[DATASET ENTRIES]
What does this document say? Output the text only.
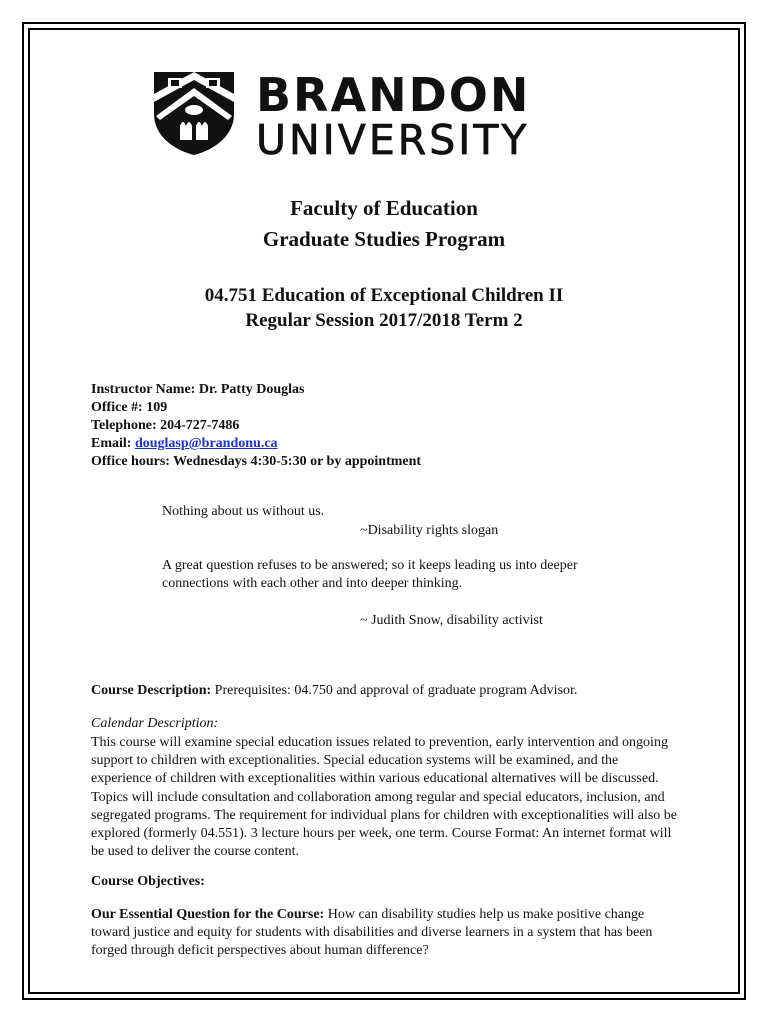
BRANDON
UNIVERSITY
Faculty of Education
Graduate Studies Program
04.751 Education of Exceptional Children II
Regular Session 2017/2018 Term 2
Instructor Name: Dr. Patty Douglas
Office #: 109
Telephone: 204-727-7486
Email: douglasp@brandonu.ca
Office hours: Wednesdays 4:30-5:30 or by appointment
Nothing about us without us.
~Disability rights slogan
A great question refuses to be answered; so it keeps leading us into deeper connections with each other and into deeper thinking.
~ Judith Snow, disability activist
Course Description: Prerequisites: 04.750 and approval of graduate program Advisor.
Calendar Description:
This course will examine special education issues related to prevention, early intervention and ongoing support to children with exceptionalities. Special education systems will be examined, and the experience of children with exceptionalities within various educational alternatives will be discussed. Topics will include consultation and collaboration among regular and special educators, inclusion, and segregated programs. The requirement for individual plans for children with exceptionalities will also be explored (formerly 04.551). 3 lecture hours per week, one term. Course Format: An internet format will be used to deliver the course content.
Course Objectives:
Our Essential Question for the Course: How can disability studies help us make positive change toward justice and equity for students with disabilities and diverse learners in a system that has been forged through deficit perspectives about human difference?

[STATED TASK] Count the lines of the data that include the string "about", and give only that number.

[RESPONSE TO THIS EXERCISE] 2